___ GIVEN RECORDS ___
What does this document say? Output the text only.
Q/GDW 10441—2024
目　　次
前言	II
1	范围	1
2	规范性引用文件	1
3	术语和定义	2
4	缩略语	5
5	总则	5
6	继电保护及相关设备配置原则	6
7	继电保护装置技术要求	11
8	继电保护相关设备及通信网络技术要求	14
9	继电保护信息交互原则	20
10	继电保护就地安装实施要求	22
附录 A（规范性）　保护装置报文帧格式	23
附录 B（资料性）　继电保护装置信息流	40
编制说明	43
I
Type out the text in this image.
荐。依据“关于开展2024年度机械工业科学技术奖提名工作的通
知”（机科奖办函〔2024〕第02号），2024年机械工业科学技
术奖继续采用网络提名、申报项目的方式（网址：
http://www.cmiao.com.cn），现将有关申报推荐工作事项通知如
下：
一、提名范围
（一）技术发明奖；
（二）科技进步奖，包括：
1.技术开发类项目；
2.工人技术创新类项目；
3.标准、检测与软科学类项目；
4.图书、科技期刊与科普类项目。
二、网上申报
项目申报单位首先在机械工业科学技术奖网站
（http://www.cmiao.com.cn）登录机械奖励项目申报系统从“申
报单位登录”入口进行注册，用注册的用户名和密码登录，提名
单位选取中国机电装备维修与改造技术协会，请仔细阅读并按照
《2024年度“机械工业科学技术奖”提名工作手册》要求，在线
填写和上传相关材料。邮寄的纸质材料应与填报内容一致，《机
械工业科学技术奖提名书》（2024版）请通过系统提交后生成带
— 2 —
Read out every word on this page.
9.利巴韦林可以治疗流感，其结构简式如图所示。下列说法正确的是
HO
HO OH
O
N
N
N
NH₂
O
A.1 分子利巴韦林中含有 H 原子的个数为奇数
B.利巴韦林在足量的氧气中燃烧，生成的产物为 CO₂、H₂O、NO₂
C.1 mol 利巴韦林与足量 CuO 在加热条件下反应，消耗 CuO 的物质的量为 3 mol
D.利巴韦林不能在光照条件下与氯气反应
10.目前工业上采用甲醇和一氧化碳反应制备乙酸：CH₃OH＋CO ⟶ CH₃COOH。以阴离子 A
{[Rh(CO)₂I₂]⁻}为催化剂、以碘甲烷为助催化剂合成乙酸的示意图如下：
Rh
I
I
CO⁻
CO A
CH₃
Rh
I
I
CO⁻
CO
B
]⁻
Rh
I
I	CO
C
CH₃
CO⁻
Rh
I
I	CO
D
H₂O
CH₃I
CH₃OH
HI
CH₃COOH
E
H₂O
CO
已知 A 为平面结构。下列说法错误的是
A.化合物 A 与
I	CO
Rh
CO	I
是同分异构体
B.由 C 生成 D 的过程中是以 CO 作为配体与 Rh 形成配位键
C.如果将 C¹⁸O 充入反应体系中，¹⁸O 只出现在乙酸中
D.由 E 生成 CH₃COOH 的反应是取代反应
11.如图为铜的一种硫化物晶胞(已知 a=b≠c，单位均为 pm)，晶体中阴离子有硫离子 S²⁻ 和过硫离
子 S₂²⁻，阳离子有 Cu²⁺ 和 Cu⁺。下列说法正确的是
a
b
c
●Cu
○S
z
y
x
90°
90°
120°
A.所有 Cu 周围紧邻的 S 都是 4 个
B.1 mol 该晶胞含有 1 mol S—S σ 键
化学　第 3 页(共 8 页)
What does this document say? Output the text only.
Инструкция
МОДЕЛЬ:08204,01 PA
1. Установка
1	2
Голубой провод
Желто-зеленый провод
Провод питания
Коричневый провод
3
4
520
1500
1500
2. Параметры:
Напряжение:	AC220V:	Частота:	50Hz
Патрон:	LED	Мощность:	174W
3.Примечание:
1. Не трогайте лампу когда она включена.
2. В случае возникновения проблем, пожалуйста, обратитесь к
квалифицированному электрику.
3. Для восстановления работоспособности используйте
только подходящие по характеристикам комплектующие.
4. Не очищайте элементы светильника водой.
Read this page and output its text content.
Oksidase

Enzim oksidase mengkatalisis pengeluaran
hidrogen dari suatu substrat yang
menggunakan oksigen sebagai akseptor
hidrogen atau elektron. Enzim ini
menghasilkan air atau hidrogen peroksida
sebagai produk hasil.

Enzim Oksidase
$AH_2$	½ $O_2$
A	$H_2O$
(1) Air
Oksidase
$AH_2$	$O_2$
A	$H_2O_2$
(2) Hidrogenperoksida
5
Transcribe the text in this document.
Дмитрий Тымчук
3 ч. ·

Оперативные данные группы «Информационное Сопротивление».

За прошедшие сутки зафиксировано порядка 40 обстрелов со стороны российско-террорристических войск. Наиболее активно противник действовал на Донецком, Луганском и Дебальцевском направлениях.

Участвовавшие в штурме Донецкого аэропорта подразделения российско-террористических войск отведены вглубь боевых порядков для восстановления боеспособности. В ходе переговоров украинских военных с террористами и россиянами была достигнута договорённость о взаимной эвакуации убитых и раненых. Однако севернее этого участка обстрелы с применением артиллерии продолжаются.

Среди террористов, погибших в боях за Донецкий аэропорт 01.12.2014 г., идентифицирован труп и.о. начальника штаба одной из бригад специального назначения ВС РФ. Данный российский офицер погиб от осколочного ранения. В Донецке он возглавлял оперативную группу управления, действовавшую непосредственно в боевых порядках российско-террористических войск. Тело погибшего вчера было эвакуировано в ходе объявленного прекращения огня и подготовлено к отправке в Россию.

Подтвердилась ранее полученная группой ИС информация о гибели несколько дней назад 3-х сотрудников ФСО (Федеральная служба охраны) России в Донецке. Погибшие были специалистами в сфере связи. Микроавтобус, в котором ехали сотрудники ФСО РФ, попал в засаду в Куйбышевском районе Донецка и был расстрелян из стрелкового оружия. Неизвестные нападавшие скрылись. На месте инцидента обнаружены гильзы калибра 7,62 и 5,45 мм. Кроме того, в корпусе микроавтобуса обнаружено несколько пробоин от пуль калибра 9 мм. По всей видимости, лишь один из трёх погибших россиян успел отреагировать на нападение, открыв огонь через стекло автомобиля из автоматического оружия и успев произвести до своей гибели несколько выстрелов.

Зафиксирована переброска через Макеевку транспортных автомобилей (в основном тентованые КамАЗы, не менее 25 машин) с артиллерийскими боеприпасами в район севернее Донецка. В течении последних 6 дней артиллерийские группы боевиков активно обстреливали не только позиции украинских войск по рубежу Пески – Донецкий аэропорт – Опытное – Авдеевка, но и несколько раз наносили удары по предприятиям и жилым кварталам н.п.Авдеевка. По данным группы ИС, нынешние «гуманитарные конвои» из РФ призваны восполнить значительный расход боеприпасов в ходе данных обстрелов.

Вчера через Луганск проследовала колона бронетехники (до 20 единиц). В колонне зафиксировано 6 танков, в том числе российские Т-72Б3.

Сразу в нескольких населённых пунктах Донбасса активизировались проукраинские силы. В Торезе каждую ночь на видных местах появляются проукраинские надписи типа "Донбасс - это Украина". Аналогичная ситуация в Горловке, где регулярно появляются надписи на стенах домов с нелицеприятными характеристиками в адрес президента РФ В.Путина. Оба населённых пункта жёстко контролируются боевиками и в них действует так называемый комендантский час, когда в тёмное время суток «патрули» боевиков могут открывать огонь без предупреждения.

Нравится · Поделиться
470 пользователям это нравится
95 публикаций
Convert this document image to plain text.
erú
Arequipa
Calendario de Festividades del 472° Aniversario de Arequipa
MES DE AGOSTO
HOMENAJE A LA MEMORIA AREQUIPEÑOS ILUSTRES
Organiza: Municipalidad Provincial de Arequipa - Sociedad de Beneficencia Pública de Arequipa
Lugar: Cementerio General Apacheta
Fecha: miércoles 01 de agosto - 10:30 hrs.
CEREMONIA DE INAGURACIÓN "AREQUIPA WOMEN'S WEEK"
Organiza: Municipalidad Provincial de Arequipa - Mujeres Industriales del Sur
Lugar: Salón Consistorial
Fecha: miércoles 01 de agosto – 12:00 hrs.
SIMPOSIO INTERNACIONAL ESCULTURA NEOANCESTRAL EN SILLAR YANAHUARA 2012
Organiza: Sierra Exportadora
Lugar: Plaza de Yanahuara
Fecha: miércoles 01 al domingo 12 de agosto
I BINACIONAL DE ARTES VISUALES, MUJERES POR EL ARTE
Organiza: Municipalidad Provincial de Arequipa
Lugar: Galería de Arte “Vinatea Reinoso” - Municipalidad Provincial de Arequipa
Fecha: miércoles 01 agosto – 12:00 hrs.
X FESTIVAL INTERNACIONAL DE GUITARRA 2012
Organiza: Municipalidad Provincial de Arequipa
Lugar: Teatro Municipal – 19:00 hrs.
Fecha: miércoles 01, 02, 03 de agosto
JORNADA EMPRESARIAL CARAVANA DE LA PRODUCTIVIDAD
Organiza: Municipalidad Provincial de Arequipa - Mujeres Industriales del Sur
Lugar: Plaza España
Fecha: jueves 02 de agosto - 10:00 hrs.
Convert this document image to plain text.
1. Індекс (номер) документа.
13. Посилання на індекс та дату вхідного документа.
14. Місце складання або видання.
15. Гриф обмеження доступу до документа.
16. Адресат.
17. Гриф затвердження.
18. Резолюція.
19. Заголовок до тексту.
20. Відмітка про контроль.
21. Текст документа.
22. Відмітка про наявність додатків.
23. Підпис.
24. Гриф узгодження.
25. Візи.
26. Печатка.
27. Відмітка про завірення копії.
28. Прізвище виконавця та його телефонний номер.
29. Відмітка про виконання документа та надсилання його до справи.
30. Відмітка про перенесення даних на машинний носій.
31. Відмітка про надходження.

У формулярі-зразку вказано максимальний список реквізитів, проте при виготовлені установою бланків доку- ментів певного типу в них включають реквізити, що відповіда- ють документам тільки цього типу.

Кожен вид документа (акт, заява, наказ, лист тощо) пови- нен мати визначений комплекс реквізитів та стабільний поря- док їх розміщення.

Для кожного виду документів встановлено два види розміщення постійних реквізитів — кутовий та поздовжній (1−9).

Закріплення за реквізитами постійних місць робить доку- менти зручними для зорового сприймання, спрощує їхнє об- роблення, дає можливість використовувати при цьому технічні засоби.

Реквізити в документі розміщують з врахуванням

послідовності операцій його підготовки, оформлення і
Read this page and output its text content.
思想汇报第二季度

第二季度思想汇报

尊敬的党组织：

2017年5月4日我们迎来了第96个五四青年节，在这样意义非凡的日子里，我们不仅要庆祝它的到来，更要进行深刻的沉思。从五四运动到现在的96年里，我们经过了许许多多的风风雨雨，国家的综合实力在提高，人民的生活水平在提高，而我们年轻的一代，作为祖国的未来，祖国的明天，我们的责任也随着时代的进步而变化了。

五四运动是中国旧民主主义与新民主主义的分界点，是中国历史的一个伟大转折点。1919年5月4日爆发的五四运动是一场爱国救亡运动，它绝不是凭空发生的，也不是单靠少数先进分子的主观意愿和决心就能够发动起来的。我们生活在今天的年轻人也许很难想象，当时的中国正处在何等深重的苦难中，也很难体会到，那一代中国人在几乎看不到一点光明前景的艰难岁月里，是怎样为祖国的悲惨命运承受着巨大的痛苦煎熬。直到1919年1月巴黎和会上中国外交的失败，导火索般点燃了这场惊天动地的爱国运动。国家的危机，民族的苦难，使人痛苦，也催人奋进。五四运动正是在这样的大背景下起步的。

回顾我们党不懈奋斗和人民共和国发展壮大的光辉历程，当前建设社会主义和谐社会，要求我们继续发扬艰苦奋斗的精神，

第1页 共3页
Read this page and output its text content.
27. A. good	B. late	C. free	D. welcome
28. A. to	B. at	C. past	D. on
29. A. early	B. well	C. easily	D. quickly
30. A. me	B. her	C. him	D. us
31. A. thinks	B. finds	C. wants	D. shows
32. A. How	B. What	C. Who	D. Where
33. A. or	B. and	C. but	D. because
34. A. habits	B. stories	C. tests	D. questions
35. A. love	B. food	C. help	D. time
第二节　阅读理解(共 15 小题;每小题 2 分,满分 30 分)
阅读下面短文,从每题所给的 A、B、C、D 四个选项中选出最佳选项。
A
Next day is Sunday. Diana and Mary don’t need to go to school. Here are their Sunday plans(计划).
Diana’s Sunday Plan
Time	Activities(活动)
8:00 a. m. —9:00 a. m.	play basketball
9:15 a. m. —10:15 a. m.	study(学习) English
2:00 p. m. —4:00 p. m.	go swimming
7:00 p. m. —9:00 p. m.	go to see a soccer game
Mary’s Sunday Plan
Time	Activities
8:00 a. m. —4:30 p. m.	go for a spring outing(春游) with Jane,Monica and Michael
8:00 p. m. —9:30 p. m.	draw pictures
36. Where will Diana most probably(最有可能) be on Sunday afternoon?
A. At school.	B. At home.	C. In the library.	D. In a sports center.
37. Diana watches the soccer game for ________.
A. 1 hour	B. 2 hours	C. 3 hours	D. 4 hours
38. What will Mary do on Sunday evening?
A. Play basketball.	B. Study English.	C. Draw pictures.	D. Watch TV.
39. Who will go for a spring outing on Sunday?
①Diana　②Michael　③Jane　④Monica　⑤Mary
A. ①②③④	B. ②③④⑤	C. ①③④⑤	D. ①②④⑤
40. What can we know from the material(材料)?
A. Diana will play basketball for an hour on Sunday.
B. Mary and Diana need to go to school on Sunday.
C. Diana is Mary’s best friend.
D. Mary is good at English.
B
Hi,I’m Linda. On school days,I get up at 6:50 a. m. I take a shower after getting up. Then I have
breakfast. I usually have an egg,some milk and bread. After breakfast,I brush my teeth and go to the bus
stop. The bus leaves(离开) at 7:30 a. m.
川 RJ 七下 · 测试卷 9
___
### [TO DO]
Where a line in the entries holds "розміщення", copy that line.

### [RIGHT ANSWER]
Кожен вид документа (акт, заява, наказ, лист тощо) пови- нен мати визначений комплекс реквізитів та стабільний поря- док їх розміщення.
Для кожного виду документів встановлено два види розміщення постійних реквізитів — кутовий та поздовжній (1−9).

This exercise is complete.